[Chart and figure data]
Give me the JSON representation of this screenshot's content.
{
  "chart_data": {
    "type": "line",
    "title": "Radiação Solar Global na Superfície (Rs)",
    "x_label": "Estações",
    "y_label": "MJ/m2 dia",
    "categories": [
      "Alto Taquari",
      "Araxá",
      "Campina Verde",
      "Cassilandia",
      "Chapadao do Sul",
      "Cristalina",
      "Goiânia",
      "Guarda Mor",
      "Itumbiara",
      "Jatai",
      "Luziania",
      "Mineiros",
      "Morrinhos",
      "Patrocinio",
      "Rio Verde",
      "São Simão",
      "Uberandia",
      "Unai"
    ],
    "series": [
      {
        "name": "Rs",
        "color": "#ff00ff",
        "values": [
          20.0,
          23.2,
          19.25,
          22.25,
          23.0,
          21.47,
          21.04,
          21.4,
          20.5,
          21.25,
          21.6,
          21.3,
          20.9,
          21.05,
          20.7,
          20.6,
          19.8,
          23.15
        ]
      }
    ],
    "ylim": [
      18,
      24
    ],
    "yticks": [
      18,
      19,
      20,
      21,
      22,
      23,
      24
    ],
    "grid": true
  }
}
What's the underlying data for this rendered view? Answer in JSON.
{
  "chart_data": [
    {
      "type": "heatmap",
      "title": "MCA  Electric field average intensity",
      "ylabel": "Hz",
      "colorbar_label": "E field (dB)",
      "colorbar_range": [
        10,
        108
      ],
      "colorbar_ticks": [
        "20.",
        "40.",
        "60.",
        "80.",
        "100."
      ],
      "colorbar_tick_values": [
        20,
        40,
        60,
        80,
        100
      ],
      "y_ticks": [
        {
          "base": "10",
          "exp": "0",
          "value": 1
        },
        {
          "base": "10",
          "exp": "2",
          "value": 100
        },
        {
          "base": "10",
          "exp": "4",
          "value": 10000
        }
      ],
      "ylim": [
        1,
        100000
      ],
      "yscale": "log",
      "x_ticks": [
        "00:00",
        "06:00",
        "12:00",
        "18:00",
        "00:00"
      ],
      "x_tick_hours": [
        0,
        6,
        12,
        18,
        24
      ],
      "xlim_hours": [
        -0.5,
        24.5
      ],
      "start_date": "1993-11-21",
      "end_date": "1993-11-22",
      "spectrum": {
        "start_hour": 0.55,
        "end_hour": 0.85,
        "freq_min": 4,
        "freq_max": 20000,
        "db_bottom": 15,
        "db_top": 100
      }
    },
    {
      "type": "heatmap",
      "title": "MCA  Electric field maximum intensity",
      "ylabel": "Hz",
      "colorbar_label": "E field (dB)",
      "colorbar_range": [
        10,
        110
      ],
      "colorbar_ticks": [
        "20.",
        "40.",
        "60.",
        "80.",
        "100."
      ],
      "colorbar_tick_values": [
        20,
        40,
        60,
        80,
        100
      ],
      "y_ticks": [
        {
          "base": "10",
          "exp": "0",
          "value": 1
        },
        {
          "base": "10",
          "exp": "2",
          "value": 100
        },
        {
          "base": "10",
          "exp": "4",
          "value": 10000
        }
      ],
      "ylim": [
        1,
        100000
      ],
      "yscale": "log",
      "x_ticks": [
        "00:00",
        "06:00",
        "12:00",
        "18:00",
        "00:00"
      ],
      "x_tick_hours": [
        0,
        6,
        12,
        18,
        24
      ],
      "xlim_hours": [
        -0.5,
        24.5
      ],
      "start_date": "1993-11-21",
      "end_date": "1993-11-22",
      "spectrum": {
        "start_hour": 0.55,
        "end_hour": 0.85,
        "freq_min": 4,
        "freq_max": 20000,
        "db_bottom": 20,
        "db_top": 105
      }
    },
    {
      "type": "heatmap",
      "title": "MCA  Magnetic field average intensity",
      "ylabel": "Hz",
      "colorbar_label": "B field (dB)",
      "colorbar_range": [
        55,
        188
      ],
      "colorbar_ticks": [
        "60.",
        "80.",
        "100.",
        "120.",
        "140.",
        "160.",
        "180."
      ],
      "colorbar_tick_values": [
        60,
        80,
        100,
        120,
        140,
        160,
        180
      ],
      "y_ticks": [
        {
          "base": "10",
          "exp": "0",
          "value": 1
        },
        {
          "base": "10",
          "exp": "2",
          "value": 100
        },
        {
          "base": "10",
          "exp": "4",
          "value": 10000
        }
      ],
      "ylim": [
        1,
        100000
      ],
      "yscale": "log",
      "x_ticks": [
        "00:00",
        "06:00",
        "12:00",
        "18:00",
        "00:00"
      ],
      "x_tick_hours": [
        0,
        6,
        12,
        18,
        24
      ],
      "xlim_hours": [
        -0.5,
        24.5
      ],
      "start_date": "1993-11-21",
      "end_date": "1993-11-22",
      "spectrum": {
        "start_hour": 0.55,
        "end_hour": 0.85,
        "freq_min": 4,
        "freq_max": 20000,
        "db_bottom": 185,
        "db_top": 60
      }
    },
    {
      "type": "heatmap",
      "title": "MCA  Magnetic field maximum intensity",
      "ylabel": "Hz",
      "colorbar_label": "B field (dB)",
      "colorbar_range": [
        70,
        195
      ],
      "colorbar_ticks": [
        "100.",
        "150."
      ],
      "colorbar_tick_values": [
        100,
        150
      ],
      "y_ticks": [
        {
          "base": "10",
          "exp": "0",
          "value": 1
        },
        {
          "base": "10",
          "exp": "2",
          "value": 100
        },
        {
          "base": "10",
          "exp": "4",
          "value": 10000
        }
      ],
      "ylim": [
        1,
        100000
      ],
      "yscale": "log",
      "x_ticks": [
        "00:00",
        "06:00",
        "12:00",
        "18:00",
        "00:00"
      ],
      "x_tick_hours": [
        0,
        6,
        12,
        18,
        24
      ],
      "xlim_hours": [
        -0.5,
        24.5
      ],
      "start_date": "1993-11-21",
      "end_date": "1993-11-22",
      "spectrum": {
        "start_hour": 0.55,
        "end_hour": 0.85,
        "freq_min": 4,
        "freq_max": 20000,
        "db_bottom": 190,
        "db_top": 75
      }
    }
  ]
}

» WHAT THE EXERCISE ASKS
Select every line above that contains the word "title", and copy it.

» SOLUTION FOR THIS PROBLEM
    "title": "Radiação Solar Global na Superfície (Rs)",
      "title": "MCA  Electric field average intensity",
      "title": "MCA  Electric field maximum intensity",
      "title": "MCA  Magnetic field average intensity",
      "title": "MCA  Magnetic field maximum intensity",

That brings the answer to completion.